Set task :: Whenever a line below holds the word "with", copy that line.

•••

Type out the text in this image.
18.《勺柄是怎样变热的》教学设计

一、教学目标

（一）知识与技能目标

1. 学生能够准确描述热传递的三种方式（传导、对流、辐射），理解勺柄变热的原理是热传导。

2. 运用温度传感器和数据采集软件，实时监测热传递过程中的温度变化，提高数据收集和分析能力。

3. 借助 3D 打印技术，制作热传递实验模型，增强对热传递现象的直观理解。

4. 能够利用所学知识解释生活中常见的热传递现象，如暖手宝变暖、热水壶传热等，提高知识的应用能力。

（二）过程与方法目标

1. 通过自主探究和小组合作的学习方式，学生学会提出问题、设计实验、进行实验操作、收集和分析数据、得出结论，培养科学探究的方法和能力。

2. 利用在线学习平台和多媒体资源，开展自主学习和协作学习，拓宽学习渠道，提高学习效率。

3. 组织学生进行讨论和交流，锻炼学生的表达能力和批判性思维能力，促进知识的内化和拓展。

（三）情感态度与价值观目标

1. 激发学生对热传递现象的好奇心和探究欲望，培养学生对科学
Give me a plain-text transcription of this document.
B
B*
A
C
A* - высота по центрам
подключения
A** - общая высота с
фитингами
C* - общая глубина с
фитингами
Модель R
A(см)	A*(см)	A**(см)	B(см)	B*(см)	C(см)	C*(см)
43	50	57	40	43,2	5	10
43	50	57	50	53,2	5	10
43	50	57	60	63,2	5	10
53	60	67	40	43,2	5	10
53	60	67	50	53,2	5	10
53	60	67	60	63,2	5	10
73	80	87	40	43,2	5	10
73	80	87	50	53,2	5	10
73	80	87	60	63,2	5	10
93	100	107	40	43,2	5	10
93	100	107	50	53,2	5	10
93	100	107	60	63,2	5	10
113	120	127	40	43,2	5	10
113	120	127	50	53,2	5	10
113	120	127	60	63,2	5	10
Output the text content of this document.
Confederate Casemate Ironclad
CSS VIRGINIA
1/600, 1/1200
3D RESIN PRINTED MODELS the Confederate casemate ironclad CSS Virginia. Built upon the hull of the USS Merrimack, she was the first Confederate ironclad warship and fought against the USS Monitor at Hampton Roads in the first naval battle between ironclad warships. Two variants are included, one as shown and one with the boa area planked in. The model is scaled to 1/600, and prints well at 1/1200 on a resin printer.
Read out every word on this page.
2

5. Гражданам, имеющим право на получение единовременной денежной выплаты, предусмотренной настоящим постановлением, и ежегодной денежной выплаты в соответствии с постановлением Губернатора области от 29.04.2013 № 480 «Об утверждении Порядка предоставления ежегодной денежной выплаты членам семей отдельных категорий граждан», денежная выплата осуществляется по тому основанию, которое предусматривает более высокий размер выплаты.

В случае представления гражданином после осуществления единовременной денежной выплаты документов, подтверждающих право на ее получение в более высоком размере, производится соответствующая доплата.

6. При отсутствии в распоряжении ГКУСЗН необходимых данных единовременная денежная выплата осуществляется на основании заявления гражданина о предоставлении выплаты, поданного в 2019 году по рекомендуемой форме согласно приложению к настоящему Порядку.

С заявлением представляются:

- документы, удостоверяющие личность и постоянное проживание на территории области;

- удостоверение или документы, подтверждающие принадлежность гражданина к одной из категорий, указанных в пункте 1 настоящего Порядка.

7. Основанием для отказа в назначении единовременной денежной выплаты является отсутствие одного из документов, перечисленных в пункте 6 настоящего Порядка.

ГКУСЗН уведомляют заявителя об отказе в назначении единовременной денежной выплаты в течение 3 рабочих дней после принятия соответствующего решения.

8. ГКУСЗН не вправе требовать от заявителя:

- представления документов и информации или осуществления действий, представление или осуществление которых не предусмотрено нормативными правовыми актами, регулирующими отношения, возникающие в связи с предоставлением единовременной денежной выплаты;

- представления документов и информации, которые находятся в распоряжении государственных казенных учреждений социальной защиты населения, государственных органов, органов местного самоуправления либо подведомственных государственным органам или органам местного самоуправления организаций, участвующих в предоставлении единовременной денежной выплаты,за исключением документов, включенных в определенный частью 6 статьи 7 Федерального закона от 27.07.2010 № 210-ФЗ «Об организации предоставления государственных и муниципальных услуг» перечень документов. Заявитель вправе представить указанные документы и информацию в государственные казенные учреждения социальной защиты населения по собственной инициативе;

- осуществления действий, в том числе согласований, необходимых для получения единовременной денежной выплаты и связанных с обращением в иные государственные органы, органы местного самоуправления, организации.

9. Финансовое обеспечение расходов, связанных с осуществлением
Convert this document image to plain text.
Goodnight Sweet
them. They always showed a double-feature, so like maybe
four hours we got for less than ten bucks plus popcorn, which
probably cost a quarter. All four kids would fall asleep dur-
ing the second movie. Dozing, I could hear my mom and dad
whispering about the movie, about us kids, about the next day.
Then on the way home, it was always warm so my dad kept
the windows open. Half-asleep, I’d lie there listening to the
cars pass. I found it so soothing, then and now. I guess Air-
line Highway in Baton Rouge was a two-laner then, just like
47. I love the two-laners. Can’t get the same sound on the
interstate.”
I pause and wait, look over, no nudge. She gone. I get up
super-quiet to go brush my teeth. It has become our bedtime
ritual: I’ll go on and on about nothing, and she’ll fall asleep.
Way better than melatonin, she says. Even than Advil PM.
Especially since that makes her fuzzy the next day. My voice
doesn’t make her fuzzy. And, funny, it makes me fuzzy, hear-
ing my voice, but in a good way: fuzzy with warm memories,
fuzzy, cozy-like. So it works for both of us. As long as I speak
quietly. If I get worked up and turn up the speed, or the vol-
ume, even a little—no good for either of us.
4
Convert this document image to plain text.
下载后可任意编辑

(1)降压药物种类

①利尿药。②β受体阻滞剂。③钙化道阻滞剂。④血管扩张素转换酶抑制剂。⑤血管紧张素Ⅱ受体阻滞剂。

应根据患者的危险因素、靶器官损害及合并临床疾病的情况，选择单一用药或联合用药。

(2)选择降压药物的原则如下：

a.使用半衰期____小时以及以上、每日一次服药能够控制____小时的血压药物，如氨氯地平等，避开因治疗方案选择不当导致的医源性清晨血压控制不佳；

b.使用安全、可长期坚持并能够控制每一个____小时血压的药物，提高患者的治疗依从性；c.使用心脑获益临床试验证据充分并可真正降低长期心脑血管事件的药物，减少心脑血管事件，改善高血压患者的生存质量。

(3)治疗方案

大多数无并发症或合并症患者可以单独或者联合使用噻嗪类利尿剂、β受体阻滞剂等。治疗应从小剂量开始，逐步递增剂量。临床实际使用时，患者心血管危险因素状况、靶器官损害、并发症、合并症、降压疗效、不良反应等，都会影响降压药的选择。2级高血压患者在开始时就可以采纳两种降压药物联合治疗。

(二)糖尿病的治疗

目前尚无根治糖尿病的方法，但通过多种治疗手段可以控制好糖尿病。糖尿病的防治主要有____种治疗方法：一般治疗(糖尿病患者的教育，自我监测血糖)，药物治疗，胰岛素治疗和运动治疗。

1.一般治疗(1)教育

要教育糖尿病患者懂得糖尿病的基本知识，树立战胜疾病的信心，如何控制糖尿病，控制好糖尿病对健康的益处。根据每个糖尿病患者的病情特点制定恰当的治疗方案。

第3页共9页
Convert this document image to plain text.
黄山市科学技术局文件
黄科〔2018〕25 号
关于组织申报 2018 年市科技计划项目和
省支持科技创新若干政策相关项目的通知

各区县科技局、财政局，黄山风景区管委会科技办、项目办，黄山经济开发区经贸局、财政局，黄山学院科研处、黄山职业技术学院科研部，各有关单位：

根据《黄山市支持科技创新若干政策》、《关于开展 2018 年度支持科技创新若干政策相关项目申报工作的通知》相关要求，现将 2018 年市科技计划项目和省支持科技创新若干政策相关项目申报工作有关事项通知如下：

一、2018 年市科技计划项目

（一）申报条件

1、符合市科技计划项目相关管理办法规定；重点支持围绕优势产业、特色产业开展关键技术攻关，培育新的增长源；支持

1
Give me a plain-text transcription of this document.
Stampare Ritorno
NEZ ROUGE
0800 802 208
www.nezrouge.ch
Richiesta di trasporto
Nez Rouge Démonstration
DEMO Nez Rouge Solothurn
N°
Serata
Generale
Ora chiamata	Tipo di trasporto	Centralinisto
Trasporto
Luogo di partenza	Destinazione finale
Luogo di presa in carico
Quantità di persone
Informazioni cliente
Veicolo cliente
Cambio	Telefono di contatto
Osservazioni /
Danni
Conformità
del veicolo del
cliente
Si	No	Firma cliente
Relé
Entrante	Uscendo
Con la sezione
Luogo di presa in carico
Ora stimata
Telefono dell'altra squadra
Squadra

•••

Written solution ::
3D RESIN PRINTED MODELS the Confederate casemate ironclad CSS Virginia. Built upon the hull of the USS Merrimack, she was the first Confederate ironclad warship and fought against the USS Monitor at Hampton Roads in the first naval battle between ironclad warships. Two variants are included, one as shown and one with the boa area planked in. The model is scaled to 1/600, and prints well at 1/1200 on a resin printer.
ing my voice, but in a good way: fuzzy with warm memories,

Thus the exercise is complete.